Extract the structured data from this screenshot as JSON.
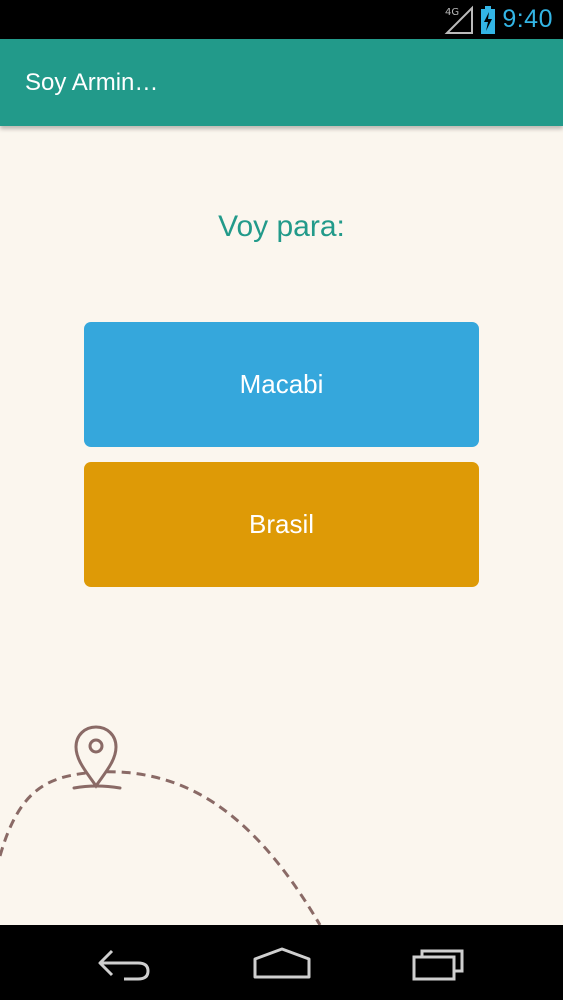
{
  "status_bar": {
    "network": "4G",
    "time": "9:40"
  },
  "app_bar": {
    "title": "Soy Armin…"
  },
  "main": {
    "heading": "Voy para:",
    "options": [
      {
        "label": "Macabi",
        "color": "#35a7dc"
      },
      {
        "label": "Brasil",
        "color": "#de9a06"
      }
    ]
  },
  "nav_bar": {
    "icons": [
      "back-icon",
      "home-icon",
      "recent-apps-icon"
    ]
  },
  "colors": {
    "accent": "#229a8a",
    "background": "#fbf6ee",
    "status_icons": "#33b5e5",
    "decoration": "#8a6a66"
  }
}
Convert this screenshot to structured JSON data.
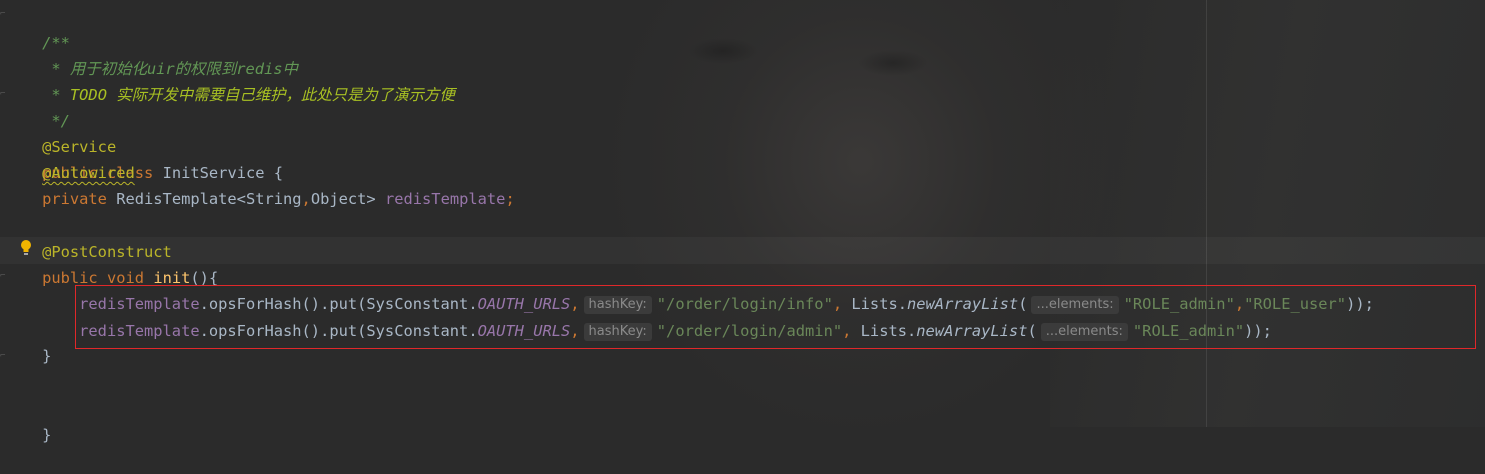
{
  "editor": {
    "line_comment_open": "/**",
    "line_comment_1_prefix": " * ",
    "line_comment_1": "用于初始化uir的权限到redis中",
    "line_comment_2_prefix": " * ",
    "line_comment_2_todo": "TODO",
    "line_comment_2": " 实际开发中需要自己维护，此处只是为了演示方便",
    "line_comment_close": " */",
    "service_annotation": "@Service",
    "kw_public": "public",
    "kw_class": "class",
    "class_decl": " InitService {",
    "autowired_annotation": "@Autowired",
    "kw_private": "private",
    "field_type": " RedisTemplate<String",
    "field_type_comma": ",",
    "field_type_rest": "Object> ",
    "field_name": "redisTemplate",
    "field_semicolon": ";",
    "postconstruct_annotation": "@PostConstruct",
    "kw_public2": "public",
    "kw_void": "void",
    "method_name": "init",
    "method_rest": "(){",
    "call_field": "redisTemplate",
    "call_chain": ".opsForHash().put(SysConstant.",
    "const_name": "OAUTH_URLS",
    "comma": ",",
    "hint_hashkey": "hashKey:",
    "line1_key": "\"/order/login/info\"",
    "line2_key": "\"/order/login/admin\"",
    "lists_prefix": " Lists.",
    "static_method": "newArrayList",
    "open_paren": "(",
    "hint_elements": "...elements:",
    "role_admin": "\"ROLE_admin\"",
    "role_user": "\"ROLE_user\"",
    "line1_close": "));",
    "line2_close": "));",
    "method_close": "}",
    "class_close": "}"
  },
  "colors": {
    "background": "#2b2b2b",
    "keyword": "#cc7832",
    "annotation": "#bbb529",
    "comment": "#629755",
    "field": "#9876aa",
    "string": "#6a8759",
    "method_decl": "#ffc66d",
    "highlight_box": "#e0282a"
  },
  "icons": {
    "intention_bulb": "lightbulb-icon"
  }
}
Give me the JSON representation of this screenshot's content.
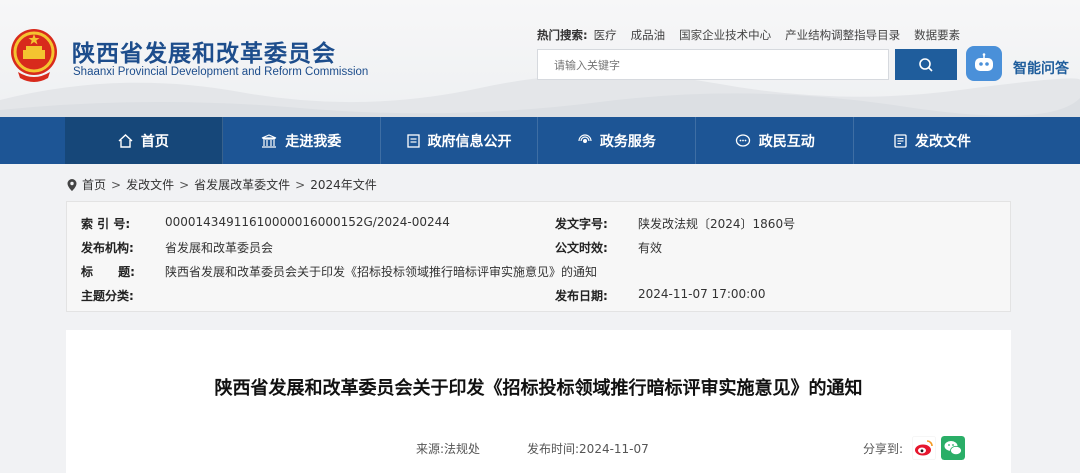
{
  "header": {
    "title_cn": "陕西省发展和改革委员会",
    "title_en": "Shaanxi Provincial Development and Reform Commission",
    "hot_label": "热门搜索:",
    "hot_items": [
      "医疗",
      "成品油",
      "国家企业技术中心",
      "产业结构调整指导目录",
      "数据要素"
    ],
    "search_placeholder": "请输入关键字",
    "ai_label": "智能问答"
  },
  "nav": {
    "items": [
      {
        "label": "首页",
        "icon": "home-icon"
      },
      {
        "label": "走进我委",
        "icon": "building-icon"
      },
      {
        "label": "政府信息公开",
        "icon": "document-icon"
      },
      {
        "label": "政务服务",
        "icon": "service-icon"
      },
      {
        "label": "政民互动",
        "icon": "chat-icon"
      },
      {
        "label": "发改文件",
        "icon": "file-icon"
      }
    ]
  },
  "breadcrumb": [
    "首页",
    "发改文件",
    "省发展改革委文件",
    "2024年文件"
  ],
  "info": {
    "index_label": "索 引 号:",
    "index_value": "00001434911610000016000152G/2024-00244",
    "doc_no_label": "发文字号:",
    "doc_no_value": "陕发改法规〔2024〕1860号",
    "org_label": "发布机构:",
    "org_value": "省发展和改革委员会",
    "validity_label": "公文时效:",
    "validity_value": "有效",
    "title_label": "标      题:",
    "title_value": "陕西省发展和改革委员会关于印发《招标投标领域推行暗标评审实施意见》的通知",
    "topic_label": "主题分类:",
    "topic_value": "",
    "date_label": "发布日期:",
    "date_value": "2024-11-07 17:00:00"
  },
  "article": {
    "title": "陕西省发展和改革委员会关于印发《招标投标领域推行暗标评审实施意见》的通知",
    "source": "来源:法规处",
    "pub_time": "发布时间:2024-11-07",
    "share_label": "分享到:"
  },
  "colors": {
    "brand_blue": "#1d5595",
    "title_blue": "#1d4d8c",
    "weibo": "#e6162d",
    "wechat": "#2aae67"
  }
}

================================

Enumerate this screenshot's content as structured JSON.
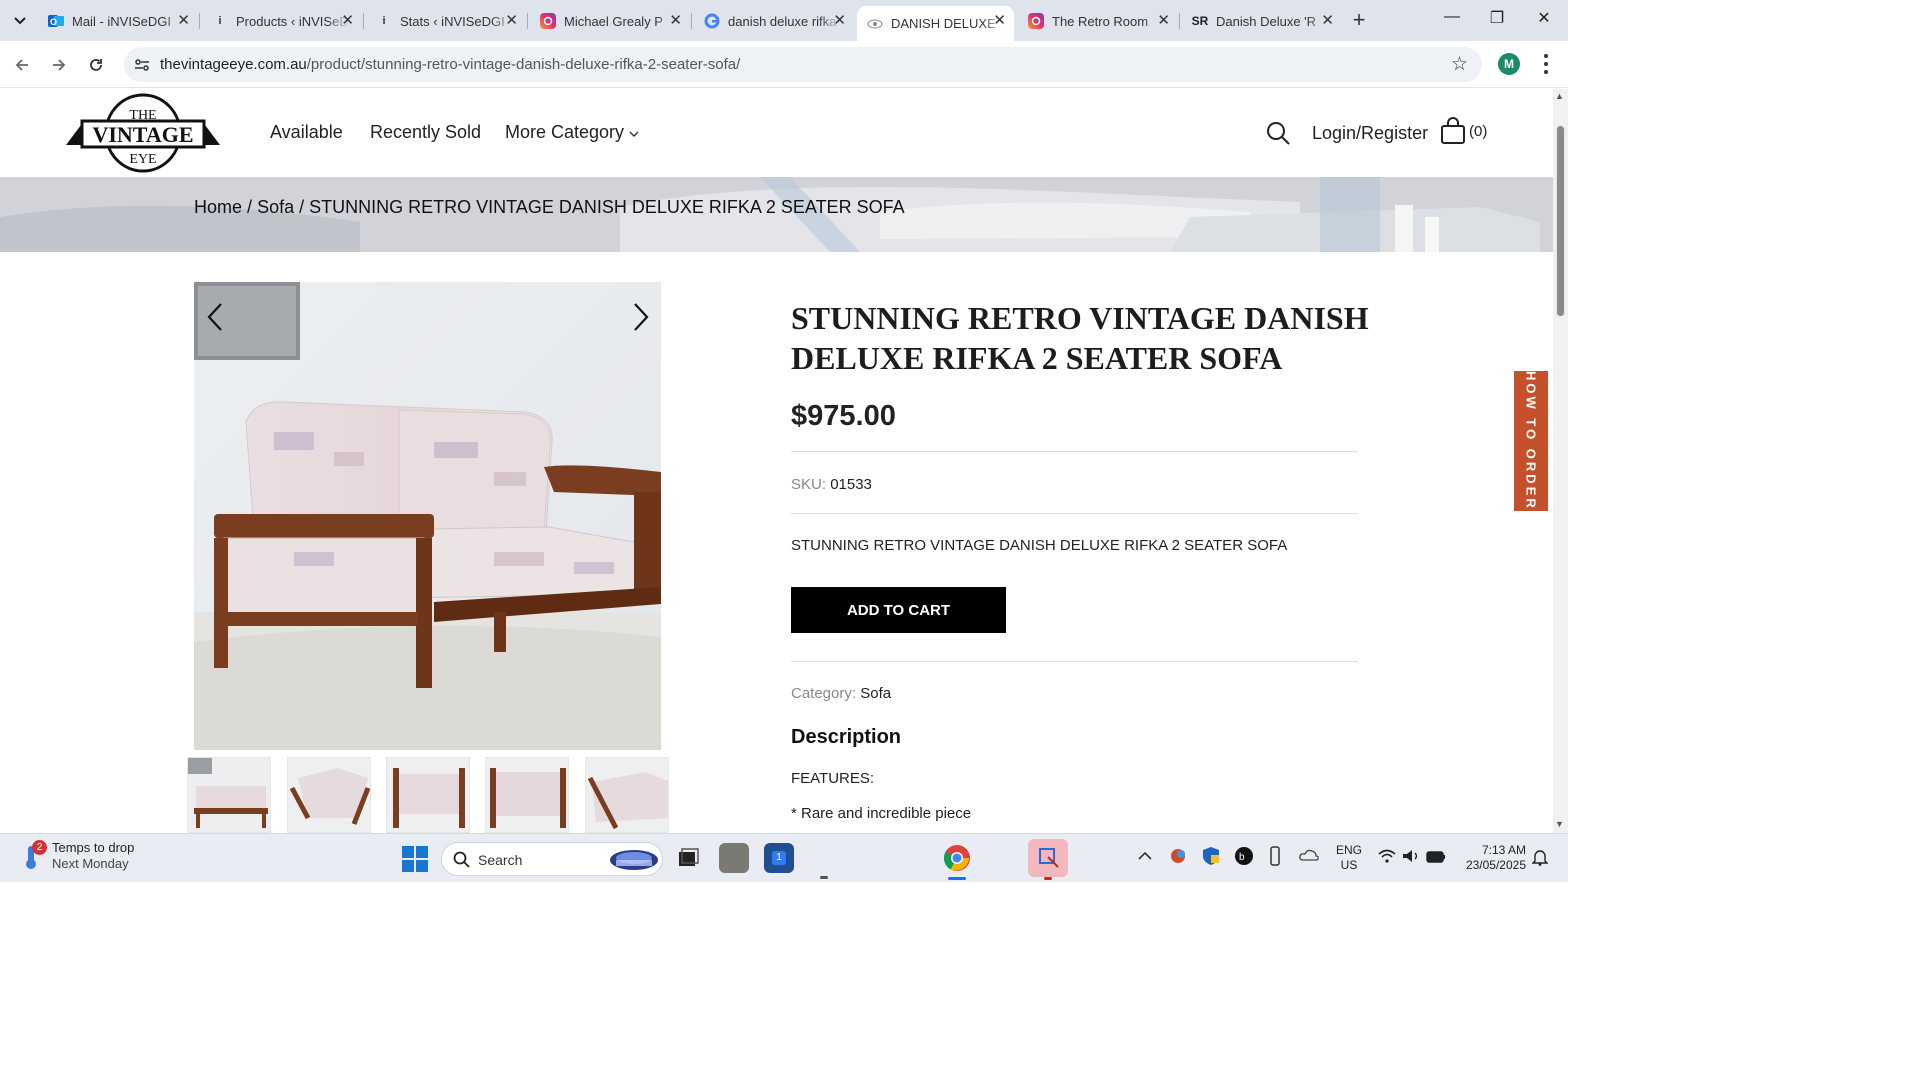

================================

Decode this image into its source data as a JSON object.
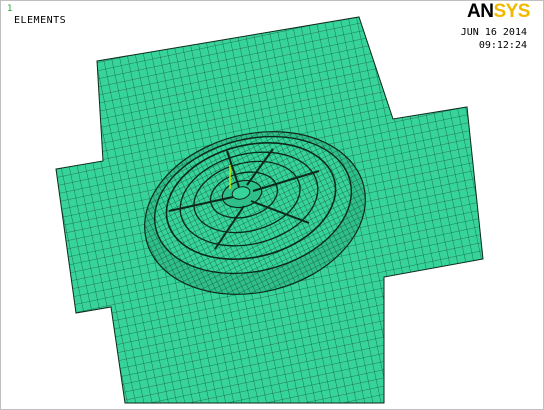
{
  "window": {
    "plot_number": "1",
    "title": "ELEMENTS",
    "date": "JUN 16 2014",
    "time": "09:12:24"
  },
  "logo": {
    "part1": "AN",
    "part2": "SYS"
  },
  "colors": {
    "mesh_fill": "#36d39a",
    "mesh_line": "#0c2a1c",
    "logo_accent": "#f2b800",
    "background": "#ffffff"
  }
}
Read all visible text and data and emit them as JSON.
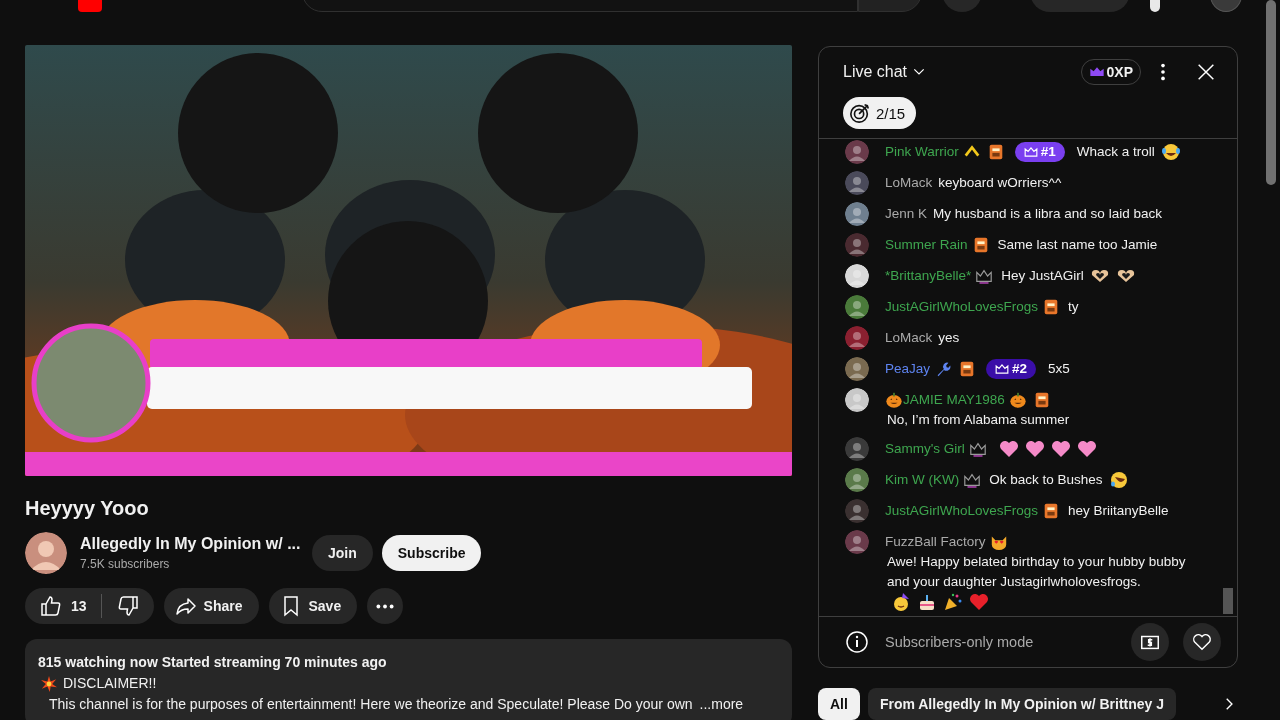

================================

• EXERCISE DETAILS: In the listing above, find the line containing "Decode this image" and the line containing "Read all visible". Reproduce those lines and all between them exactly, with no pictures and nothing more.

• SOLUTION:
Decode this image into its source data as a JSON object.
{
  "window": {
    "plot_number": "1",
    "title": "ELEMENTS",
    "date": "JUN 16 2014",
    "time": "09:12:24"
  },
  "logo": {
    "part1": "AN",
    "part2": "SYS"
  },
  "colors": {
    "mesh_fill": "#36d39a",
    "mesh_line": "#0c2a1c",
    "logo_accent": "#f2b800",
    "background": "#ffffff"
  }
}
Read all visible text and data and emit them as JSON.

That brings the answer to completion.